# Extract Lemmatization from JSON: Basic Parser
The code in this notebook will parse [ORACC](http://oracc.org) `JSON` files to extract lemmatization data for one or more projects. The resulting `csv` (Comma Separated Values) file is named `parsed.csv` and has two fields: a Text ID (e.g. `dcclt/Q000039`) and a string of lemmas in the format `lugal[king]N` (or `šarru[king]N` for Akkadian texts).

The output of the Basic Parser contains *only* text IDs and lemmas. This format is useful for so-called [bag of words](https://en.wikipedia.org/wiki/Bag-of-words_model) techniques such as word clouds or [topic modeling](https://en.wikipedia.org/wiki/Topic_model). The `JSON` files, however, contain a wealth of other data, including language (Sumerian, Akkadian, Emesal, etc.), orthographic form, morphology (currently only for Sumerian and Emesal), line numbers, breakage, meta-data, etc. These data are not extracted in the parser demonstrated here, but the example code should provide a model for how any type of data can be extracted.

In [1]:
import pandas as pd
import zipfile
import json
import tqdm
import requests
import errno
import os

## 1.1 Input Project Names
Provide a list of one or more project names, separated by commas. Note that subprojects must be listed separately, they are not included in the main project. For instance:

`saao/saa01,saao/saa02,blms`

In [2]:
projects = input('Project(s): ').lower()

Project(s): rimanum,glass


## 1.2 Split the List of Projects
Split the list of projects and create a list of project names.

**MATERIAL:**
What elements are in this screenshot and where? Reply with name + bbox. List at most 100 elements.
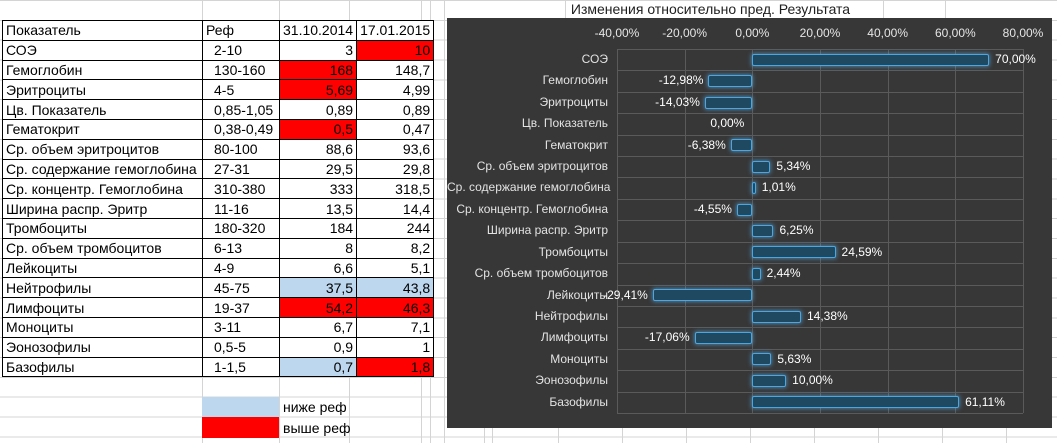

**PROBLEM STATEMENT:**
Update the passage of the ORACC lemmatization parser text between "## 1.1 Input" and "projects = input('Project(s): ').lower()", inclusive, so that "separately" becomes "individually", and give that passage again.

**TASK SOLUTION:**
## 1.1 Input Project Names
Provide a list of one or more project names, separated by commas. Note that subprojects must be listed individually, they are not included in the main project. For instance:

`saao/saa01,saao/saa02,blms`

In [2]:
projects = input('Project(s): ').lower()